- Written exercise:
Wherever the word "title" shows up in a line, please copy that line.

- Data listing:
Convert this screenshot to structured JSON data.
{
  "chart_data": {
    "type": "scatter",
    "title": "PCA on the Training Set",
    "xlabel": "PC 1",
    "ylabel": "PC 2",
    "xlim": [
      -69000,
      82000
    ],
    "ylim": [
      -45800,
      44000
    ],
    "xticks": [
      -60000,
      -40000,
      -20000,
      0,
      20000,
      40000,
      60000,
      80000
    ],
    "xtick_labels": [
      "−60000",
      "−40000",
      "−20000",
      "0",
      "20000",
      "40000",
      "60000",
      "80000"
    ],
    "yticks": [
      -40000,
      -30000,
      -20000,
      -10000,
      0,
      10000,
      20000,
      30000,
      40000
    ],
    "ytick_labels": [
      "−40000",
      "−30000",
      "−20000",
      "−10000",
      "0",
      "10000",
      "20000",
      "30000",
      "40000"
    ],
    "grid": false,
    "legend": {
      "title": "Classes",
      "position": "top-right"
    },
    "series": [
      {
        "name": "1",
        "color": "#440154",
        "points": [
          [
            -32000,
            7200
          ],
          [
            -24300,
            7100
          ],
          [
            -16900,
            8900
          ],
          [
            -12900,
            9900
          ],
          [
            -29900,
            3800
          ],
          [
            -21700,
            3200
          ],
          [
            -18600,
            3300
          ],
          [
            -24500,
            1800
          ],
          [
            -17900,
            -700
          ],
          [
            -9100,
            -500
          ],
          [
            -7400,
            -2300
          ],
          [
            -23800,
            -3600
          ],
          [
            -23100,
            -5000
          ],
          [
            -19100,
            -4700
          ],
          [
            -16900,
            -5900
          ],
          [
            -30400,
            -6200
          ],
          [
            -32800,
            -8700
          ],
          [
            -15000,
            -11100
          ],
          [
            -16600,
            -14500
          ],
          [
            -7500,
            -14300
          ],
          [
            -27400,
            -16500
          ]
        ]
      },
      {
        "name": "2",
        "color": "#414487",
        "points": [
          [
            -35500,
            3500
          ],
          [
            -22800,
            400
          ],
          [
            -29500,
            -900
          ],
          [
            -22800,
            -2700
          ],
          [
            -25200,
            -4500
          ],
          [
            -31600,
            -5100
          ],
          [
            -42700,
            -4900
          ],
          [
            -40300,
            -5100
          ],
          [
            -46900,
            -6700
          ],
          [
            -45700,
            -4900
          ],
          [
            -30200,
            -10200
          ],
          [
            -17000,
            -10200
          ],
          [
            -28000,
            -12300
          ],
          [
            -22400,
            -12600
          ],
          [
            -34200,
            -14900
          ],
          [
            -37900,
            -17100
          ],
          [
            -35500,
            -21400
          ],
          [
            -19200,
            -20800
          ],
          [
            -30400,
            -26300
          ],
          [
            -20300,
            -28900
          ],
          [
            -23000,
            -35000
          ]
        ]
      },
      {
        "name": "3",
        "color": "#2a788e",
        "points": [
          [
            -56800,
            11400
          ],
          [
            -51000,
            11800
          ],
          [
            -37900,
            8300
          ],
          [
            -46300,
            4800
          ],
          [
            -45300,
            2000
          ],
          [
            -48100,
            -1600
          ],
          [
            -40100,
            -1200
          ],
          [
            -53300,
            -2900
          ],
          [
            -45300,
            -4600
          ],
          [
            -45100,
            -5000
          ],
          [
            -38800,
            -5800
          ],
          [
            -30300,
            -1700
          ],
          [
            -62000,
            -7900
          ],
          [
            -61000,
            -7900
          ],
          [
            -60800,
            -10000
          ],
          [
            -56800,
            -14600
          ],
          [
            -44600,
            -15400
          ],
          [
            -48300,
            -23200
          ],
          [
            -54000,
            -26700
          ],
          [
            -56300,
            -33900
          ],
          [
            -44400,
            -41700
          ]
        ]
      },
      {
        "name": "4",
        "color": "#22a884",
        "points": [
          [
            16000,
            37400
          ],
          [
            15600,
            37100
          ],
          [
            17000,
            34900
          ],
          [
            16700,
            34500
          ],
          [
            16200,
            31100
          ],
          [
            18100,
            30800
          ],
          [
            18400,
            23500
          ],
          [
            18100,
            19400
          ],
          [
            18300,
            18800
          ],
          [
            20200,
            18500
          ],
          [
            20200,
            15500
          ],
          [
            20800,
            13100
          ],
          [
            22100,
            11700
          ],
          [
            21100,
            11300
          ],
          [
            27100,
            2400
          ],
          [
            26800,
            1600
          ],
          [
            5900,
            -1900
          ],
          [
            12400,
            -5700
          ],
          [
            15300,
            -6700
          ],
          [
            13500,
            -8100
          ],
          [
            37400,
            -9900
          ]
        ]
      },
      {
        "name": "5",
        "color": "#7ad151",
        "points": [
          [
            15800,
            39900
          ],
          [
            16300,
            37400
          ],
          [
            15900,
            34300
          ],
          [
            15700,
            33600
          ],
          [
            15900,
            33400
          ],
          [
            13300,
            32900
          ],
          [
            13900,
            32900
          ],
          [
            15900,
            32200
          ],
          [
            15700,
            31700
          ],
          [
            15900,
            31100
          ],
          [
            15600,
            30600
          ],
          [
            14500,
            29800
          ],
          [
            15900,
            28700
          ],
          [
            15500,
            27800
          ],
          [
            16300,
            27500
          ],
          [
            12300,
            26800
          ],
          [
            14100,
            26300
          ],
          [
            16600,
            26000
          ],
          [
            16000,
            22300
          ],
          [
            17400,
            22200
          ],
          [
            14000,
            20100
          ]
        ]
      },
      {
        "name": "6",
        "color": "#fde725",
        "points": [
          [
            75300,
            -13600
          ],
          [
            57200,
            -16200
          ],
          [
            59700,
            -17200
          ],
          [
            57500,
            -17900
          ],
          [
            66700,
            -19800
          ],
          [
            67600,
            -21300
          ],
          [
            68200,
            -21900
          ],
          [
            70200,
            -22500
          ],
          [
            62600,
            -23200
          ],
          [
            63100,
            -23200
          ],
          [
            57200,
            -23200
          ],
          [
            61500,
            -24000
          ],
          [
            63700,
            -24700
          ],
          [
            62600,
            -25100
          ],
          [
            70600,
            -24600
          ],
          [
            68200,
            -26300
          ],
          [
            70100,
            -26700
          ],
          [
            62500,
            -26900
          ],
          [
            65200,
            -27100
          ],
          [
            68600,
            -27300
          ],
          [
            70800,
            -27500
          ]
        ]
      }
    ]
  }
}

- Task answer:
    "title": "PCA on the Training Set",
      "title": "Classes",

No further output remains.